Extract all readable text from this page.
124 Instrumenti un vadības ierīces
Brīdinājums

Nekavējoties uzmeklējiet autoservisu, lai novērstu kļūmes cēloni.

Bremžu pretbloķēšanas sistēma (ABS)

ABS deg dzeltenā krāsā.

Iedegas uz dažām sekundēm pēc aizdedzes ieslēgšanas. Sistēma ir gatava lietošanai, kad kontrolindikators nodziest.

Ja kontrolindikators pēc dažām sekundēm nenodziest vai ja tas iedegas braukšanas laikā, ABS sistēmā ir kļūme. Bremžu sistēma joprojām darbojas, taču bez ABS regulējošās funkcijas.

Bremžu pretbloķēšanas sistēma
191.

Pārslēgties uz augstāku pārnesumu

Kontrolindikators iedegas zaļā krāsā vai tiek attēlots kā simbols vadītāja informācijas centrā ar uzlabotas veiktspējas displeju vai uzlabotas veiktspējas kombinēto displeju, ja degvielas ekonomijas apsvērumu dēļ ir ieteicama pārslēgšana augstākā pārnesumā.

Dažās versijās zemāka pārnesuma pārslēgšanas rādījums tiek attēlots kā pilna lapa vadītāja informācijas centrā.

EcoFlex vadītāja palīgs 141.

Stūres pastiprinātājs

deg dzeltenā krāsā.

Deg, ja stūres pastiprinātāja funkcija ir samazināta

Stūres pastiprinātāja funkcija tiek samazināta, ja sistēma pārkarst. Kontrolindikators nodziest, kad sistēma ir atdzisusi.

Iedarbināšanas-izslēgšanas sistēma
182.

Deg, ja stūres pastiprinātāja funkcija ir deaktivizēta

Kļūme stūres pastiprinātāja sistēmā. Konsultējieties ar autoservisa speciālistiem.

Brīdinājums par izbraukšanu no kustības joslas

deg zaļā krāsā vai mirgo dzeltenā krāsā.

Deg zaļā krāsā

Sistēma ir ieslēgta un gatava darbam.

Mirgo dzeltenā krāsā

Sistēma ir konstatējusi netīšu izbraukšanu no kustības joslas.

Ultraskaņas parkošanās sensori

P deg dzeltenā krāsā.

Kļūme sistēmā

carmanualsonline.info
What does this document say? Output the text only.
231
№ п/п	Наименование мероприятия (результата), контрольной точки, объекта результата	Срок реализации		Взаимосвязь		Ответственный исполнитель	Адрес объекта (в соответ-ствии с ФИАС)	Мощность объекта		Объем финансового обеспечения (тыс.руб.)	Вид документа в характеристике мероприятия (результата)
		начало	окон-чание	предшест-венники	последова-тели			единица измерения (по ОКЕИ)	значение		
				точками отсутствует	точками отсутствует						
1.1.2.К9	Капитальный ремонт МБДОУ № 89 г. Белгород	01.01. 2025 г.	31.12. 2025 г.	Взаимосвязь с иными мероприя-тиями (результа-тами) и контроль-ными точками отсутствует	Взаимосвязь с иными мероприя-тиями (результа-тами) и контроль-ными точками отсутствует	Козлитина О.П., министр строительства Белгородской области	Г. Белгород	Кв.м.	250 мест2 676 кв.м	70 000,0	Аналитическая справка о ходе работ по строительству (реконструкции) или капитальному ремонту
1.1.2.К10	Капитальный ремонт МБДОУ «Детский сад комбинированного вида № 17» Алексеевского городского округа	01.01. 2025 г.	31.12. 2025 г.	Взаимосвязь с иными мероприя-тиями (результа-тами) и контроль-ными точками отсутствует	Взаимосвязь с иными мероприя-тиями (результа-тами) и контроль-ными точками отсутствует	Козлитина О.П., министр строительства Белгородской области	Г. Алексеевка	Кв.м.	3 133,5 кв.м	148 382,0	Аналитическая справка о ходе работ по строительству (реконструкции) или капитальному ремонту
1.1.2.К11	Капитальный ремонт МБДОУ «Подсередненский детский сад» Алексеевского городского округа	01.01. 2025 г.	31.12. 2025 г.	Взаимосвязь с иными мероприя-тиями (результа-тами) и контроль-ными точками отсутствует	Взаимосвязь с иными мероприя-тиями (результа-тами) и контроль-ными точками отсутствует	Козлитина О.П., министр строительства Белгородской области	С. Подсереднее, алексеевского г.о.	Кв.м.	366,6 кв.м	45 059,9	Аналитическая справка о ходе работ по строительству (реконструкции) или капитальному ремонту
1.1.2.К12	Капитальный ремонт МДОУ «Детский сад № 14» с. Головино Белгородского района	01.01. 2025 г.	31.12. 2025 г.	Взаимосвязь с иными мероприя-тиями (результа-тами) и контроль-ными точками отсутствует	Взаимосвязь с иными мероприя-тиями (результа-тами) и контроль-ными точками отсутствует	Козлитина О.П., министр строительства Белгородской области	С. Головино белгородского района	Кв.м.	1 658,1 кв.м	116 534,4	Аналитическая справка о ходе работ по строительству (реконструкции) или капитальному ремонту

————————

◆ **Given task**: Extract all of the data above and output it character for character.

◆ **Result of the exercise**:
Extract all readable text from this page.
124 Instrumenti un vadības ierīces
Brīdinājums

Nekavējoties uzmeklējiet autoservisu, lai novērstu kļūmes cēloni.

Bremžu pretbloķēšanas sistēma (ABS)

ABS deg dzeltenā krāsā.

Iedegas uz dažām sekundēm pēc aizdedzes ieslēgšanas. Sistēma ir gatava lietošanai, kad kontrolindikators nodziest.

Ja kontrolindikators pēc dažām sekundēm nenodziest vai ja tas iedegas braukšanas laikā, ABS sistēmā ir kļūme. Bremžu sistēma joprojām darbojas, taču bez ABS regulējošās funkcijas.

Bremžu pretbloķēšanas sistēma
191.

Pārslēgties uz augstāku pārnesumu

Kontrolindikators iedegas zaļā krāsā vai tiek attēlots kā simbols vadītāja informācijas centrā ar uzlabotas veiktspējas displeju vai uzlabotas veiktspējas kombinēto displeju, ja degvielas ekonomijas apsvērumu dēļ ir ieteicama pārslēgšana augstākā pārnesumā.

Dažās versijās zemāka pārnesuma pārslēgšanas rādījums tiek attēlots kā pilna lapa vadītāja informācijas centrā.

EcoFlex vadītāja palīgs 141.

Stūres pastiprinātājs

deg dzeltenā krāsā.

Deg, ja stūres pastiprinātāja funkcija ir samazināta

Stūres pastiprinātāja funkcija tiek samazināta, ja sistēma pārkarst. Kontrolindikators nodziest, kad sistēma ir atdzisusi.

Iedarbināšanas-izslēgšanas sistēma
182.

Deg, ja stūres pastiprinātāja funkcija ir deaktivizēta

Kļūme stūres pastiprinātāja sistēmā. Konsultējieties ar autoservisa speciālistiem.

Brīdinājums par izbraukšanu no kustības joslas

deg zaļā krāsā vai mirgo dzeltenā krāsā.

Deg zaļā krāsā

Sistēma ir ieslēgta un gatava darbam.

Mirgo dzeltenā krāsā

Sistēma ir konstatējusi netīšu izbraukšanu no kustības joslas.

Ultraskaņas parkošanās sensori

P deg dzeltenā krāsā.

Kļūme sistēmā

carmanualsonline.info
What does this document say? Output the text only.
231
№ п/п	Наименование мероприятия (результата), контрольной точки, объекта результата	Срок реализации		Взаимосвязь		Ответственный исполнитель	Адрес объекта (в соответ-ствии с ФИАС)	Мощность объекта		Объем финансового обеспечения (тыс.руб.)	Вид документа в характеристике мероприятия (результата)
		начало	окон-чание	предшест-венники	последова-тели			единица измерения (по ОКЕИ)	значение		
				точками отсутствует	точками отсутствует						
1.1.2.К9	Капитальный ремонт МБДОУ № 89 г. Белгород	01.01. 2025 г.	31.12. 2025 г.	Взаимосвязь с иными мероприя-тиями (результа-тами) и контроль-ными точками отсутствует	Взаимосвязь с иными мероприя-тиями (результа-тами) и контроль-ными точками отсутствует	Козлитина О.П., министр строительства Белгородской области	Г. Белгород	Кв.м.	250 мест2 676 кв.м	70 000,0	Аналитическая справка о ходе работ по строительству (реконструкции) или капитальному ремонту
1.1.2.К10	Капитальный ремонт МБДОУ «Детский сад комбинированного вида № 17» Алексеевского городского округа	01.01. 2025 г.	31.12. 2025 г.	Взаимосвязь с иными мероприя-тиями (результа-тами) и контроль-ными точками отсутствует	Взаимосвязь с иными мероприя-тиями (результа-тами) и контроль-ными точками отсутствует	Козлитина О.П., министр строительства Белгородской области	Г. Алексеевка	Кв.м.	3 133,5 кв.м	148 382,0	Аналитическая справка о ходе работ по строительству (реконструкции) или капитальному ремонту
1.1.2.К11	Капитальный ремонт МБДОУ «Подсередненский детский сад» Алексеевского городского округа	01.01. 2025 г.	31.12. 2025 г.	Взаимосвязь с иными мероприя-тиями (результа-тами) и контроль-ными точками отсутствует	Взаимосвязь с иными мероприя-тиями (результа-тами) и контроль-ными точками отсутствует	Козлитина О.П., министр строительства Белгородской области	С. Подсереднее, алексеевского г.о.	Кв.м.	366,6 кв.м	45 059,9	Аналитическая справка о ходе работ по строительству (реконструкции) или капитальному ремонту
1.1.2.К12	Капитальный ремонт МДОУ «Детский сад № 14» с. Головино Белгородского района	01.01. 2025 г.	31.12. 2025 г.	Взаимосвязь с иными мероприя-тиями (результа-тами) и контроль-ными точками отсутствует	Взаимосвязь с иными мероприя-тиями (результа-тами) и контроль-ными точками отсутствует	Козлитина О.П., министр строительства Белгородской области	С. Головино белгородского района	Кв.м.	1 658,1 кв.м	116 534,4	Аналитическая справка о ходе работ по строительству (реконструкции) или капитальному ремонту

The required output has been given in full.